- **WHAT THE EXERCISE ASKS**: The records that follow are to be repeated without alteration.

- **ENTRIES SHOWN**:
• • • • • • •

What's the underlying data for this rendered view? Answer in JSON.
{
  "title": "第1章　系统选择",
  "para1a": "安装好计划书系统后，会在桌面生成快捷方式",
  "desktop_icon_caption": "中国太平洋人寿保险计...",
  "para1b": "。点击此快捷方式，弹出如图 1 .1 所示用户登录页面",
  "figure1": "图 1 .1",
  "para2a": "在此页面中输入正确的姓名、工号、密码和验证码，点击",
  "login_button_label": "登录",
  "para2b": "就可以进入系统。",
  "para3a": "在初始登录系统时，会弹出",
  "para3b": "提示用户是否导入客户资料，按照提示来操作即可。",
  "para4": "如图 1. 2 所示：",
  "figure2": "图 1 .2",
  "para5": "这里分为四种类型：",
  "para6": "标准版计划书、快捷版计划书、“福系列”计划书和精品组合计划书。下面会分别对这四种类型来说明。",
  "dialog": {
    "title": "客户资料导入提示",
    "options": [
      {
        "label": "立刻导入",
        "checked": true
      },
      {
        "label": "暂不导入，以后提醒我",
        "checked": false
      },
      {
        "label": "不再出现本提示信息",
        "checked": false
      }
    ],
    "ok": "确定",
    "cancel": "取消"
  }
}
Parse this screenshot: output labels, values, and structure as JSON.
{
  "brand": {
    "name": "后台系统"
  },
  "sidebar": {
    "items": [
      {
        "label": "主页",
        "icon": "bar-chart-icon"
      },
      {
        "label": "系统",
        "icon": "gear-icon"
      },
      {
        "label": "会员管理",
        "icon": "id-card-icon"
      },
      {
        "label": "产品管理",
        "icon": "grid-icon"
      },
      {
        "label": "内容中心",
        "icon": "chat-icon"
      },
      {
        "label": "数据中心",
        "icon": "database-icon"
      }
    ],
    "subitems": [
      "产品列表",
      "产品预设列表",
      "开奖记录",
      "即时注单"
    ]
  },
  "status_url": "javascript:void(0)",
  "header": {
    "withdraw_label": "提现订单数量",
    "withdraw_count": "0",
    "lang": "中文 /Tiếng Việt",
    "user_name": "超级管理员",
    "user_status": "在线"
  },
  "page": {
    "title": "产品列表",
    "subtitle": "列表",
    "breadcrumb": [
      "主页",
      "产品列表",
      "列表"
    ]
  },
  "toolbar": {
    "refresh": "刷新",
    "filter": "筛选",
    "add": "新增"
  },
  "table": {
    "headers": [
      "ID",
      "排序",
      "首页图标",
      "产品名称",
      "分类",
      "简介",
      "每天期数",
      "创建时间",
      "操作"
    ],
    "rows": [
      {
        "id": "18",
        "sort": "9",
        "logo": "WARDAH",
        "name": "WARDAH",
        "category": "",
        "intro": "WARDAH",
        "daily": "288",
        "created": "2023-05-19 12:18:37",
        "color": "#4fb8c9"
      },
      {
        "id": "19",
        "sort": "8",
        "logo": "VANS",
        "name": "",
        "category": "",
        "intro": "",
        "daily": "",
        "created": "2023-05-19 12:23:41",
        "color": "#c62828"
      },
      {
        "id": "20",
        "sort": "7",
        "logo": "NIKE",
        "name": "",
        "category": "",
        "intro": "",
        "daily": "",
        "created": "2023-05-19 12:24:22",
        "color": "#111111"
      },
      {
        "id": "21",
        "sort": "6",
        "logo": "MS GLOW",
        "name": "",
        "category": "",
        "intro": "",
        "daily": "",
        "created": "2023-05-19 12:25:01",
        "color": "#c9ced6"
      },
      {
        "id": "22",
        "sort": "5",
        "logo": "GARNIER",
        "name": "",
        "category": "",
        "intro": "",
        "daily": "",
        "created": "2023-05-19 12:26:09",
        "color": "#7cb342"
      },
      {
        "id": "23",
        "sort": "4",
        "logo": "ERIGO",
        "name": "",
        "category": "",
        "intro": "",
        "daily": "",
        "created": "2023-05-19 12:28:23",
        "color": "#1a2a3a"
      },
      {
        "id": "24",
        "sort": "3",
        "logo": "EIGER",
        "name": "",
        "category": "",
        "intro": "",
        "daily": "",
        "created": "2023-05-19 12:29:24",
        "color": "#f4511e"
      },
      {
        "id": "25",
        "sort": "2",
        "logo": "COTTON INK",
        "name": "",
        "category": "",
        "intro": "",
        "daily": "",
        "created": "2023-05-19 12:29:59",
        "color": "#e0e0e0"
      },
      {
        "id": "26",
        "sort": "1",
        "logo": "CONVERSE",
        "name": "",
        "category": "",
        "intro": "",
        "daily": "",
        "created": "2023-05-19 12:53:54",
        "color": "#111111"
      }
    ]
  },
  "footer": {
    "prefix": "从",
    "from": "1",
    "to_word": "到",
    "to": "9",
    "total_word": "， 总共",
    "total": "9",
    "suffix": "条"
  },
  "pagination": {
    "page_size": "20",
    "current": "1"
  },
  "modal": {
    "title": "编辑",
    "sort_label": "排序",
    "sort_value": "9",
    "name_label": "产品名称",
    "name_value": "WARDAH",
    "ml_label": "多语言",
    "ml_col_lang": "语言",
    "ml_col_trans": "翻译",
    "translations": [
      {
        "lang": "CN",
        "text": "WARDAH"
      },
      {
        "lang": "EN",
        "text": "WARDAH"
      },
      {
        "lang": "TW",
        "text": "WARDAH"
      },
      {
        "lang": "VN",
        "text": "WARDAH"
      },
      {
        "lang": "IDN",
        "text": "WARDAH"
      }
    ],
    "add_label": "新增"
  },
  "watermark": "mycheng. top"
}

• • • • • • •

- **REPLY TO THE EXERCISE**:
What's the underlying data for this rendered view? Answer in JSON.
{
  "title": "第1章　系统选择",
  "para1a": "安装好计划书系统后，会在桌面生成快捷方式",
  "desktop_icon_caption": "中国太平洋人寿保险计...",
  "para1b": "。点击此快捷方式，弹出如图 1 .1 所示用户登录页面",
  "figure1": "图 1 .1",
  "para2a": "在此页面中输入正确的姓名、工号、密码和验证码，点击",
  "login_button_label": "登录",
  "para2b": "就可以进入系统。",
  "para3a": "在初始登录系统时，会弹出",
  "para3b": "提示用户是否导入客户资料，按照提示来操作即可。",
  "para4": "如图 1. 2 所示：",
  "figure2": "图 1 .2",
  "para5": "这里分为四种类型：",
  "para6": "标准版计划书、快捷版计划书、“福系列”计划书和精品组合计划书。下面会分别对这四种类型来说明。",
  "dialog": {
    "title": "客户资料导入提示",
    "options": [
      {
        "label": "立刻导入",
        "checked": true
      },
      {
        "label": "暂不导入，以后提醒我",
        "checked": false
      },
      {
        "label": "不再出现本提示信息",
        "checked": false
      }
    ],
    "ok": "确定",
    "cancel": "取消"
  }
}
Parse this screenshot: output labels, values, and structure as JSON.
{
  "brand": {
    "name": "后台系统"
  },
  "sidebar": {
    "items": [
      {
        "label": "主页",
        "icon": "bar-chart-icon"
      },
      {
        "label": "系统",
        "icon": "gear-icon"
      },
      {
        "label": "会员管理",
        "icon": "id-card-icon"
      },
      {
        "label": "产品管理",
        "icon": "grid-icon"
      },
      {
        "label": "内容中心",
        "icon": "chat-icon"
      },
      {
        "label": "数据中心",
        "icon": "database-icon"
      }
    ],
    "subitems": [
      "产品列表",
      "产品预设列表",
      "开奖记录",
      "即时注单"
    ]
  },
  "status_url": "javascript:void(0)",
  "header": {
    "withdraw_label": "提现订单数量",
    "withdraw_count": "0",
    "lang": "中文 /Tiếng Việt",
    "user_name": "超级管理员",
    "user_status": "在线"
  },
  "page": {
    "title": "产品列表",
    "subtitle": "列表",
    "breadcrumb": [
      "主页",
      "产品列表",
      "列表"
    ]
  },
  "toolbar": {
    "refresh": "刷新",
    "filter": "筛选",
    "add": "新增"
  },
  "table": {
    "headers": [
      "ID",
      "排序",
      "首页图标",
      "产品名称",
      "分类",
      "简介",
      "每天期数",
      "创建时间",
      "操作"
    ],
    "rows": [
      {
        "id": "18",
        "sort": "9",
        "logo": "WARDAH",
        "name": "WARDAH",
        "category": "",
        "intro": "WARDAH",
        "daily": "288",
        "created": "2023-05-19 12:18:37",
        "color": "#4fb8c9"
      },
      {
        "id": "19",
        "sort": "8",
        "logo": "VANS",
        "name": "",
        "category": "",
        "intro": "",
        "daily": "",
        "created": "2023-05-19 12:23:41",
        "color": "#c62828"
      },
      {
        "id": "20",
        "sort": "7",
        "logo": "NIKE",
        "name": "",
        "category": "",
        "intro": "",
        "daily": "",
        "created": "2023-05-19 12:24:22",
        "color": "#111111"
      },
      {
        "id": "21",
        "sort": "6",
        "logo": "MS GLOW",
        "name": "",
        "category": "",
        "intro": "",
        "daily": "",
        "created": "2023-05-19 12:25:01",
        "color": "#c9ced6"
      },
      {
        "id": "22",
        "sort": "5",
        "logo": "GARNIER",
        "name": "",
        "category": "",
        "intro": "",
        "daily": "",
        "created": "2023-05-19 12:26:09",
        "color": "#7cb342"
      },
      {
        "id": "23",
        "sort": "4",
        "logo": "ERIGO",
        "name": "",
        "category": "",
        "intro": "",
        "daily": "",
        "created": "2023-05-19 12:28:23",
        "color": "#1a2a3a"
      },
      {
        "id": "24",
        "sort": "3",
        "logo": "EIGER",
        "name": "",
        "category": "",
        "intro": "",
        "daily": "",
        "created": "2023-05-19 12:29:24",
        "color": "#f4511e"
      },
      {
        "id": "25",
        "sort": "2",
        "logo": "COTTON INK",
        "name": "",
        "category": "",
        "intro": "",
        "daily": "",
        "created": "2023-05-19 12:29:59",
        "color": "#e0e0e0"
      },
      {
        "id": "26",
        "sort": "1",
        "logo": "CONVERSE",
        "name": "",
        "category": "",
        "intro": "",
        "daily": "",
        "created": "2023-05-19 12:53:54",
        "color": "#111111"
      }
    ]
  },
  "footer": {
    "prefix": "从",
    "from": "1",
    "to_word": "到",
    "to": "9",
    "total_word": "， 总共",
    "total": "9",
    "suffix": "条"
  },
  "pagination": {
    "page_size": "20",
    "current": "1"
  },
  "modal": {
    "title": "编辑",
    "sort_label": "排序",
    "sort_value": "9",
    "name_label": "产品名称",
    "name_value": "WARDAH",
    "ml_label": "多语言",
    "ml_col_lang": "语言",
    "ml_col_trans": "翻译",
    "translations": [
      {
        "lang": "CN",
        "text": "WARDAH"
      },
      {
        "lang": "EN",
        "text": "WARDAH"
      },
      {
        "lang": "TW",
        "text": "WARDAH"
      },
      {
        "lang": "VN",
        "text": "WARDAH"
      },
      {
        "lang": "IDN",
        "text": "WARDAH"
      }
    ],
    "add_label": "新增"
  },
  "watermark": "mycheng. top"
}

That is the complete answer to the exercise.